Gather each line of the records where "which" appears.

#####

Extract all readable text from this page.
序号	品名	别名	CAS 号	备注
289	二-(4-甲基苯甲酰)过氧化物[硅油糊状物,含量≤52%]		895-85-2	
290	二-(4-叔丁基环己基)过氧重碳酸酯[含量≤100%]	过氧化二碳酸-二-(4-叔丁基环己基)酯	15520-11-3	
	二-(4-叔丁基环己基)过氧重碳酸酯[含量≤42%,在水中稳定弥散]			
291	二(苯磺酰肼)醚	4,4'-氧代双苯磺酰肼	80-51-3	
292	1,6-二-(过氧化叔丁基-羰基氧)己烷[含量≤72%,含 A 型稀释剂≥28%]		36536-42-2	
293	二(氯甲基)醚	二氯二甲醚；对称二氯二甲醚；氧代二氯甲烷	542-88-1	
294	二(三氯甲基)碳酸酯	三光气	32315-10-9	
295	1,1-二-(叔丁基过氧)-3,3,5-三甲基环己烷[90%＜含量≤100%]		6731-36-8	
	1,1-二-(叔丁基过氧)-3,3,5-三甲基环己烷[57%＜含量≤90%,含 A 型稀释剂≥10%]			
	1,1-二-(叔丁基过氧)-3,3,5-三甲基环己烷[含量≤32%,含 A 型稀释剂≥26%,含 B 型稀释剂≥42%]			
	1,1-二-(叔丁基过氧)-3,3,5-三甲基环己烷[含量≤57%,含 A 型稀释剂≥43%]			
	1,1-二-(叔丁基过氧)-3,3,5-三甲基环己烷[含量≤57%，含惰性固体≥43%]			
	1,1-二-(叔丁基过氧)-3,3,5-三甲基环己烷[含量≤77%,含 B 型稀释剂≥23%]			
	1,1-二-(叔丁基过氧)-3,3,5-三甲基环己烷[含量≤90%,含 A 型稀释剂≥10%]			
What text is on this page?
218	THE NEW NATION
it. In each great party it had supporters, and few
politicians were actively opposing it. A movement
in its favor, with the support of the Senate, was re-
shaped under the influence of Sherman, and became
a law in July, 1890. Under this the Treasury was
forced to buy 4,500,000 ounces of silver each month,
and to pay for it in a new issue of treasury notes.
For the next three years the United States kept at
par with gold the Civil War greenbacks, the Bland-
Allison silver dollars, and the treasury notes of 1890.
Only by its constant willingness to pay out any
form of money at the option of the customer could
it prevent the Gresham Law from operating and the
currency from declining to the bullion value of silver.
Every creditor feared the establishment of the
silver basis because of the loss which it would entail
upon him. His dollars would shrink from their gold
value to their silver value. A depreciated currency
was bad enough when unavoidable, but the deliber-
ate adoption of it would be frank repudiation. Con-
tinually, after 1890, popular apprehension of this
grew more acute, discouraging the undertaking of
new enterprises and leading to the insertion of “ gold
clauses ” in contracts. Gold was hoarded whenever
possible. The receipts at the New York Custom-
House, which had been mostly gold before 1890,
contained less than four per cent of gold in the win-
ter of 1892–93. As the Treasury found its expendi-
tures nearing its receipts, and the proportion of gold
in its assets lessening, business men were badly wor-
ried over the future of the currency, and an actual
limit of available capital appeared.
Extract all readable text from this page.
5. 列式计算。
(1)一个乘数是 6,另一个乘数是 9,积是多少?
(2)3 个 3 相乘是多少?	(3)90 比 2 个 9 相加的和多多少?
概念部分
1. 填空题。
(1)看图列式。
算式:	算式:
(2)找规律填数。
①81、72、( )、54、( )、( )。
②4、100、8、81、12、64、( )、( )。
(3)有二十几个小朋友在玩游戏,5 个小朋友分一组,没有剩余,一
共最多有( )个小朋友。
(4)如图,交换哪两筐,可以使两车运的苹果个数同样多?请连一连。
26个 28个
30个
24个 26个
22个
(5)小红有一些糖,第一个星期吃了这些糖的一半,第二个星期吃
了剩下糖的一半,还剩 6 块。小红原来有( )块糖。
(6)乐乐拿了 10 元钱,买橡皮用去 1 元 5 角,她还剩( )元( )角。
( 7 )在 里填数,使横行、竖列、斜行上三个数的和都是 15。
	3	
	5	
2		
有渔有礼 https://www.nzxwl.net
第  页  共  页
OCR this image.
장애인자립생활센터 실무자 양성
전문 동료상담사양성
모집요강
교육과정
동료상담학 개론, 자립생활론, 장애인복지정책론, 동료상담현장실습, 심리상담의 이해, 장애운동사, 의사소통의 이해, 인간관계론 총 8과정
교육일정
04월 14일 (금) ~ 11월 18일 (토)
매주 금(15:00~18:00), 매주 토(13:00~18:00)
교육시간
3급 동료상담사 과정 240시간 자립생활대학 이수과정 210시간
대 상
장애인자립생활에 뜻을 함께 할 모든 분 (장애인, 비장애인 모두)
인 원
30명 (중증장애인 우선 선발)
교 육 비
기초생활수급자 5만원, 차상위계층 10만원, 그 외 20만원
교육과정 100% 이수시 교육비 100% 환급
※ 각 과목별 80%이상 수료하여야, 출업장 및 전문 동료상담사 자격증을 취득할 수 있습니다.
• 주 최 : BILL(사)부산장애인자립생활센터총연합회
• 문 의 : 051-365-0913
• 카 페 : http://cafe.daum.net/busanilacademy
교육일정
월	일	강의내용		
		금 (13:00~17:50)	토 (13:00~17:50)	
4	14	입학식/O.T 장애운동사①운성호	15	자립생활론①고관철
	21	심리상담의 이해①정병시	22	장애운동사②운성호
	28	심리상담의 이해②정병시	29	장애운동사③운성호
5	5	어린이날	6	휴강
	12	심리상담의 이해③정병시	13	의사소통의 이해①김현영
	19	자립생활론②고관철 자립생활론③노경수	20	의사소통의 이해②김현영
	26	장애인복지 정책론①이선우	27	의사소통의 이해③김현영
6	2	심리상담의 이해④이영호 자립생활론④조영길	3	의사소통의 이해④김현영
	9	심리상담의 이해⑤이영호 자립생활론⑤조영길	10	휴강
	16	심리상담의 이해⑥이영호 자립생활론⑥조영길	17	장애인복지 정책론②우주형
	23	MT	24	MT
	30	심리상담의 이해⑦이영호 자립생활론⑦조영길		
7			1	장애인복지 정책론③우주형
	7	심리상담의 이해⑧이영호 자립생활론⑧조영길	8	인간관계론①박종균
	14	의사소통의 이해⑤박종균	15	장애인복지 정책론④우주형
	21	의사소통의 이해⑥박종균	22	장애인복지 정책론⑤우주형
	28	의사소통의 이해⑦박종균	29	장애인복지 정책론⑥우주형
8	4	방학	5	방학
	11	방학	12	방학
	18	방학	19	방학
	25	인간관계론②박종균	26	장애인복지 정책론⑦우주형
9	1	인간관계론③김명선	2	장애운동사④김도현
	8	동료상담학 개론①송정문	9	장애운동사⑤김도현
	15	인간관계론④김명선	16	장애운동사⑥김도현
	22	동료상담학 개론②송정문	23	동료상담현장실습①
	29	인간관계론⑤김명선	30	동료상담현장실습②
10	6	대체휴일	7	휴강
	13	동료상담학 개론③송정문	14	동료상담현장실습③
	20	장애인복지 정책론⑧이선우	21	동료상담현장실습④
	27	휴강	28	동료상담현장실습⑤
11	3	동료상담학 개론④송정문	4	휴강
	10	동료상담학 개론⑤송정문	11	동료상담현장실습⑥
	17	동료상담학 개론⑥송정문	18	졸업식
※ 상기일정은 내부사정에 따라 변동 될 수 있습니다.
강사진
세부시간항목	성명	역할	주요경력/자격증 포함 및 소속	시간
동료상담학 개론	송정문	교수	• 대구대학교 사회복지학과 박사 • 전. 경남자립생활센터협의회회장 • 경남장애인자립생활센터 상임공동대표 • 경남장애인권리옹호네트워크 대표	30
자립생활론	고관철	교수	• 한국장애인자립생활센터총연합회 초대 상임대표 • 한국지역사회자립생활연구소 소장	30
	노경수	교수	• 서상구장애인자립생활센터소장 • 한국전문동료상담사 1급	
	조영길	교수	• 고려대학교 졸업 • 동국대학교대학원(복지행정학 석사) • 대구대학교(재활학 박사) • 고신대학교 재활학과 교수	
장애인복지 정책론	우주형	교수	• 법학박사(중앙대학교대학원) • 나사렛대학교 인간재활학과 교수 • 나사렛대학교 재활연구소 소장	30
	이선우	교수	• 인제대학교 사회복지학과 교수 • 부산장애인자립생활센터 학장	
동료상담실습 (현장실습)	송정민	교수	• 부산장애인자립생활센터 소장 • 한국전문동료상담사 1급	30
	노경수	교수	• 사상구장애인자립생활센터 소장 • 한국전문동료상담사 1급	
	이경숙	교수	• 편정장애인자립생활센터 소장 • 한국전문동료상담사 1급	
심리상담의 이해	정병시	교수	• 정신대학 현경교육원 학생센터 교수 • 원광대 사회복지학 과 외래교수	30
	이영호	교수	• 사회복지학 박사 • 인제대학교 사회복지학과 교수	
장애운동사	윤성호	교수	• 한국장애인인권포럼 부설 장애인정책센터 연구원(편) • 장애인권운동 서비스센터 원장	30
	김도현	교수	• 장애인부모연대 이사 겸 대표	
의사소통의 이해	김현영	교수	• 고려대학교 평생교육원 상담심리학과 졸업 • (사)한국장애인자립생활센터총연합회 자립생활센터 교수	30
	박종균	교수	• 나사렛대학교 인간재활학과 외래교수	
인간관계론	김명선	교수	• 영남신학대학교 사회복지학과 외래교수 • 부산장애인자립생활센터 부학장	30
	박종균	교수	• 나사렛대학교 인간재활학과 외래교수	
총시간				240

#####

• _Expected answer_
silver basis because of the loss which it would entail
House, which had been mostly gold before 1890,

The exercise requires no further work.